All the data below goes into the copy word for word, but the pictures don't.

[MATERIALS PROVIDED]
* * *

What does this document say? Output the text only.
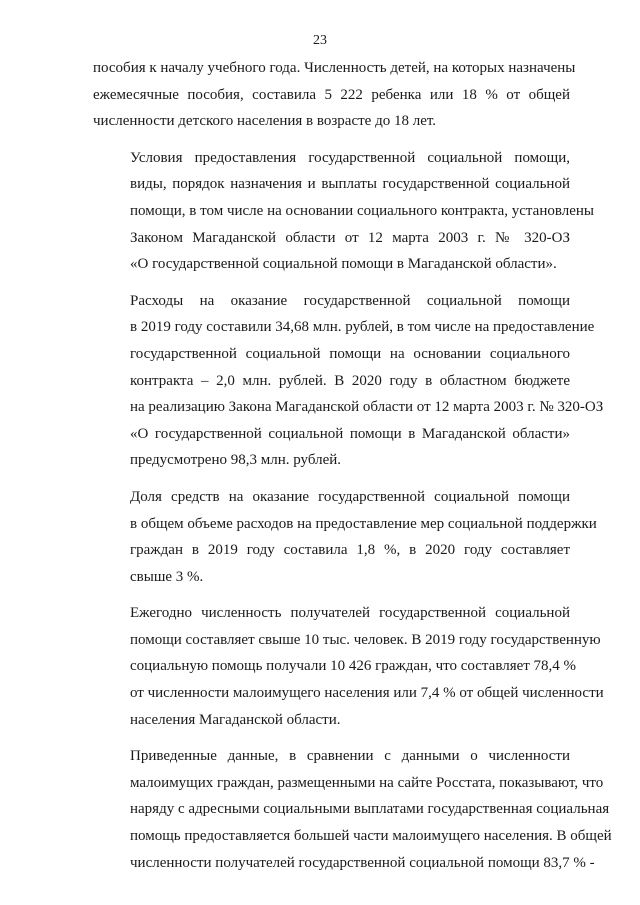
23

пособия к началу учебного года. Численность детей, на которых назначены
ежемесячные пособия, составила 5 222 ребенка или 18 % от общей
численности детского населения в возрасте до 18 лет.

Условия предоставления государственной социальной помощи,
виды, порядок назначения и выплаты государственной социальной
помощи, в том числе на основании социального контракта, установлены
Законом Магаданской области от 12 марта 2003 г. № 320-ОЗ
«О государственной социальной помощи в Магаданской области».

Расходы на оказание государственной социальной помощи
в 2019 году составили 34,68 млн. рублей, в том числе на предоставление
государственной социальной помощи на основании социального
контракта – 2,0 млн. рублей. В 2020 году в областном бюджете
на реализацию Закона Магаданской области от 12 марта 2003 г. № 320-ОЗ
«О государственной социальной помощи в Магаданской области»
предусмотрено 98,3 млн. рублей.

Доля средств на оказание государственной социальной помощи
в общем объеме расходов на предоставление мер социальной поддержки
граждан в 2019 году составила 1,8 %, в 2020 году составляет
свыше 3 %.

Ежегодно численность получателей государственной социальной
помощи составляет свыше 10 тыс. человек. В 2019 году государственную
социальную помощь получали 10 426 граждан, что составляет 78,4 %
от численности малоимущего населения или 7,4 % от общей численности
населения Магаданской области.

Приведенные данные, в сравнении с данными о численности
малоимущих граждан, размещенными на сайте Росстата, показывают, что
наряду с адресными социальными выплатами государственная социальная
помощь предоставляется большей части малоимущего населения. В общей
численности получателей государственной социальной помощи 83,7 % -
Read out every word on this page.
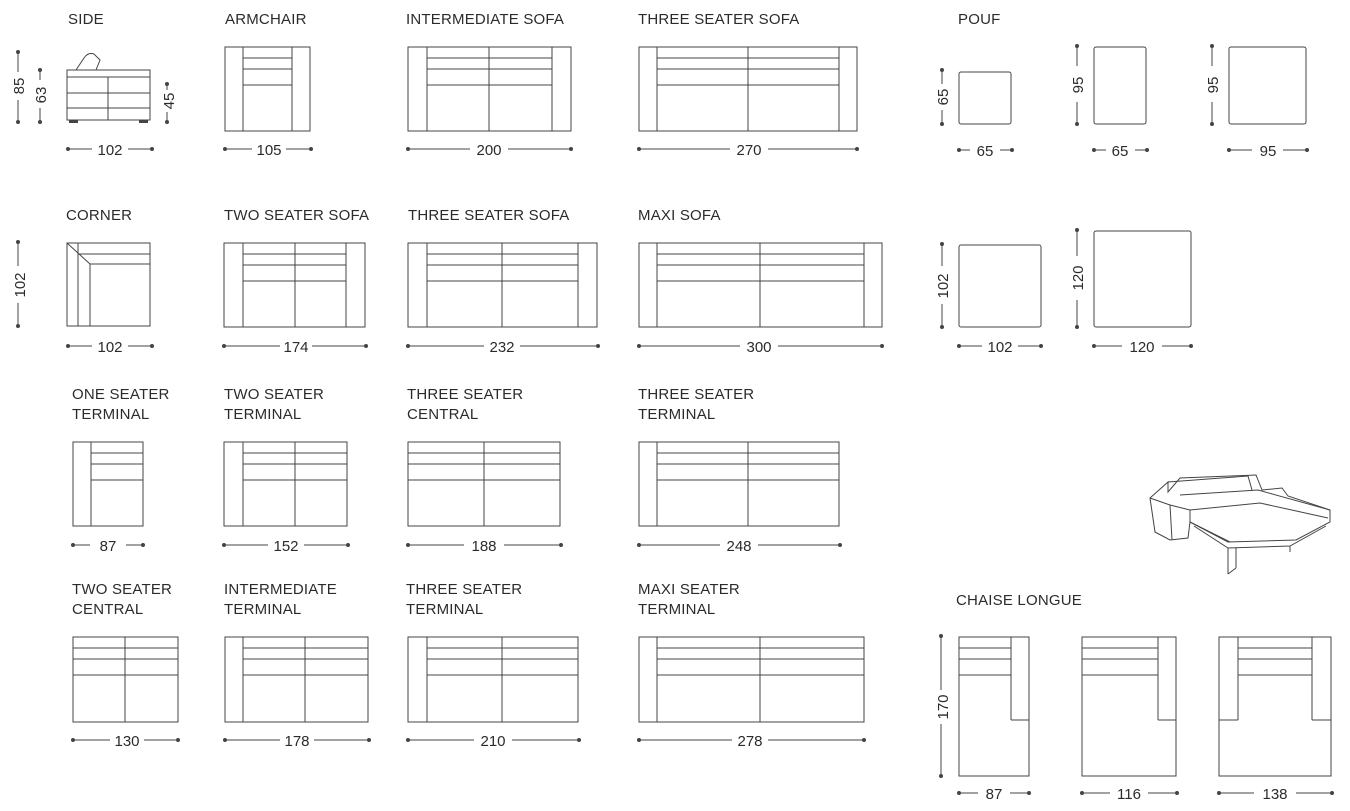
SIDE
85
63	45
102
ARMCHAIR
105
INTERMEDIATE SOFA
200
THREE SEATER SOFA
270
POUF
65
65
95
65
95
95
102
102
120
120
CORNER
102
102
TWO SEATER SOFA
174
THREE SEATER SOFA
232
MAXI SOFA
300
ONE SEATER
TERMINAL
87
TWO SEATER
TERMINAL
152
THREE SEATER
CENTRAL
188
THREE SEATER
TERMINAL
248
TWO SEATER
CENTRAL
130
INTERMEDIATE
TERMINAL
178
THREE SEATER
TERMINAL
210
MAXI SEATER
TERMINAL
278
CHAISE LONGUE
170
87	116	138
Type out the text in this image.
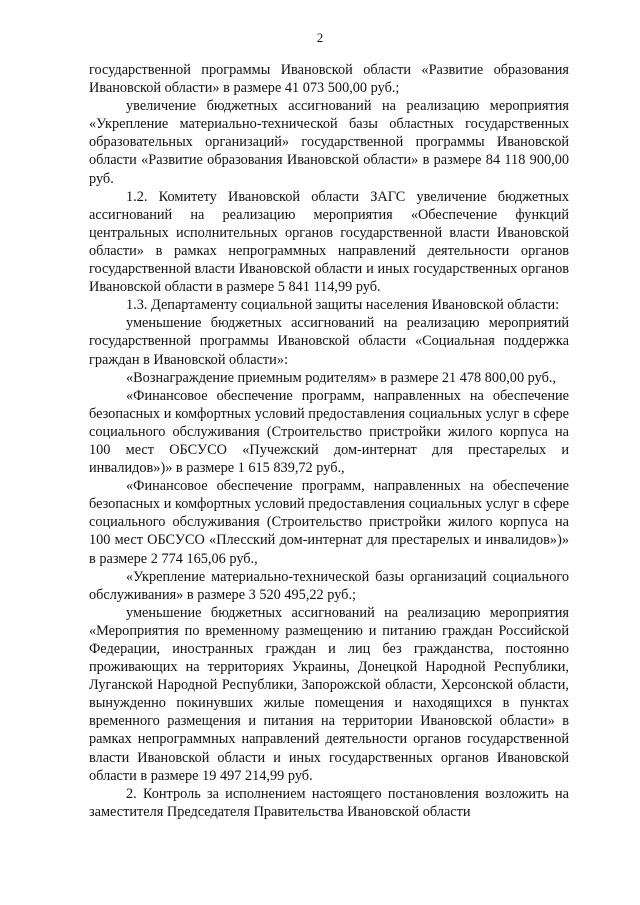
2

государственной программы Ивановской области «Развитие образования Ивановской области» в размере 41 073 500,00 руб.;

увеличение бюджетных ассигнований на реализацию мероприятия «Укрепление материально-технической базы областных государственных образовательных организаций» государственной программы Ивановской области «Развитие образования Ивановской области» в размере 84 118 900,00 руб.

1.2. Комитету Ивановской области ЗАГС увеличение бюджетных ассигнований на реализацию мероприятия «Обеспечение функций центральных исполнительных органов государственной власти Ивановской области» в рамках непрограммных направлений деятельности органов государственной власти Ивановской области и иных государственных органов Ивановской области в размере 5 841 114,99 руб.

1.3. Департаменту социальной защиты населения Ивановской области:

уменьшение бюджетных ассигнований на реализацию мероприятий государственной программы Ивановской области «Социальная поддержка граждан в Ивановской области»:

«Вознаграждение приемным родителям» в размере 21 478 800,00 руб.,

«Финансовое обеспечение программ, направленных на обеспечение безопасных и комфортных условий предоставления социальных услуг в сфере социального обслуживания (Строительство пристройки жилого корпуса на 100 мест ОБСУСО «Пучежский дом-интернат для престарелых и инвалидов»)» в размере 1 615 839,72 руб.,

«Финансовое обеспечение программ, направленных на обеспечение безопасных и комфортных условий предоставления социальных услуг в сфере социального обслуживания (Строительство пристройки жилого корпуса на 100 мест ОБСУСО «Плесский дом-интернат для престарелых и инвалидов»)» в размере 2 774 165,06 руб.,

«Укрепление материально-технической базы организаций социального обслуживания» в размере 3 520 495,22 руб.;

уменьшение бюджетных ассигнований на реализацию мероприятия «Мероприятия по временному размещению и питанию граждан Российской Федерации, иностранных граждан и лиц без гражданства, постоянно проживающих на территориях Украины, Донецкой Народной Республики, Луганской Народной Республики, Запорожской области, Херсонской области, вынужденно покинувших жилые помещения и находящихся в пунктах временного размещения и питания на территории Ивановской области» в рамках непрограммных направлений деятельности органов государственной власти Ивановской области и иных государственных органов Ивановской области в размере 19 497 214,99 руб.

2. Контроль за исполнением настоящего постановления возложить на заместителя Председателя Правительства Ивановской области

* * *

[WRITTEN RESPONSE]
What does this document say? Output the text only.
23

пособия к началу учебного года. Численность детей, на которых назначены
ежемесячные пособия, составила 5 222 ребенка или 18 % от общей
численности детского населения в возрасте до 18 лет.

Условия предоставления государственной социальной помощи,
виды, порядок назначения и выплаты государственной социальной
помощи, в том числе на основании социального контракта, установлены
Законом Магаданской области от 12 марта 2003 г. № 320-ОЗ
«О государственной социальной помощи в Магаданской области».

Расходы на оказание государственной социальной помощи
в 2019 году составили 34,68 млн. рублей, в том числе на предоставление
государственной социальной помощи на основании социального
контракта – 2,0 млн. рублей. В 2020 году в областном бюджете
на реализацию Закона Магаданской области от 12 марта 2003 г. № 320-ОЗ
«О государственной социальной помощи в Магаданской области»
предусмотрено 98,3 млн. рублей.

Доля средств на оказание государственной социальной помощи
в общем объеме расходов на предоставление мер социальной поддержки
граждан в 2019 году составила 1,8 %, в 2020 году составляет
свыше 3 %.

Ежегодно численность получателей государственной социальной
помощи составляет свыше 10 тыс. человек. В 2019 году государственную
социальную помощь получали 10 426 граждан, что составляет 78,4 %
от численности малоимущего населения или 7,4 % от общей численности
населения Магаданской области.

Приведенные данные, в сравнении с данными о численности
малоимущих граждан, размещенными на сайте Росстата, показывают, что
наряду с адресными социальными выплатами государственная социальная
помощь предоставляется большей части малоимущего населения. В общей
численности получателей государственной социальной помощи 83,7 % -
Read out every word on this page.
SIDE
85
63	45
102
ARMCHAIR
105
INTERMEDIATE SOFA
200
THREE SEATER SOFA
270
POUF
65
65
95
65
95
95
102
102
120
120
CORNER
102
102
TWO SEATER SOFA
174
THREE SEATER SOFA
232
MAXI SOFA
300
ONE SEATER
TERMINAL
87
TWO SEATER
TERMINAL
152
THREE SEATER
CENTRAL
188
THREE SEATER
TERMINAL
248
TWO SEATER
CENTRAL
130
INTERMEDIATE
TERMINAL
178
THREE SEATER
TERMINAL
210
MAXI SEATER
TERMINAL
278
CHAISE LONGUE
170
87	116	138
Type out the text in this image.
2

государственной программы Ивановской области «Развитие образования Ивановской области» в размере 41 073 500,00 руб.;

увеличение бюджетных ассигнований на реализацию мероприятия «Укрепление материально-технической базы областных государственных образовательных организаций» государственной программы Ивановской области «Развитие образования Ивановской области» в размере 84 118 900,00 руб.

1.2. Комитету Ивановской области ЗАГС увеличение бюджетных ассигнований на реализацию мероприятия «Обеспечение функций центральных исполнительных органов государственной власти Ивановской области» в рамках непрограммных направлений деятельности органов государственной власти Ивановской области и иных государственных органов Ивановской области в размере 5 841 114,99 руб.

1.3. Департаменту социальной защиты населения Ивановской области:

уменьшение бюджетных ассигнований на реализацию мероприятий государственной программы Ивановской области «Социальная поддержка граждан в Ивановской области»:

«Вознаграждение приемным родителям» в размере 21 478 800,00 руб.,

«Финансовое обеспечение программ, направленных на обеспечение безопасных и комфортных условий предоставления социальных услуг в сфере социального обслуживания (Строительство пристройки жилого корпуса на 100 мест ОБСУСО «Пучежский дом-интернат для престарелых и инвалидов»)» в размере 1 615 839,72 руб.,

«Финансовое обеспечение программ, направленных на обеспечение безопасных и комфортных условий предоставления социальных услуг в сфере социального обслуживания (Строительство пристройки жилого корпуса на 100 мест ОБСУСО «Плесский дом-интернат для престарелых и инвалидов»)» в размере 2 774 165,06 руб.,

«Укрепление материально-технической базы организаций социального обслуживания» в размере 3 520 495,22 руб.;

уменьшение бюджетных ассигнований на реализацию мероприятия «Мероприятия по временному размещению и питанию граждан Российской Федерации, иностранных граждан и лиц без гражданства, постоянно проживающих на территориях Украины, Донецкой Народной Республики, Луганской Народной Республики, Запорожской области, Херсонской области, вынужденно покинувших жилые помещения и находящихся в пунктах временного размещения и питания на территории Ивановской области» в рамках непрограммных направлений деятельности органов государственной власти Ивановской области и иных государственных органов Ивановской области в размере 19 497 214,99 руб.

2. Контроль за исполнением настоящего постановления возложить на заместителя Председателя Правительства Ивановской области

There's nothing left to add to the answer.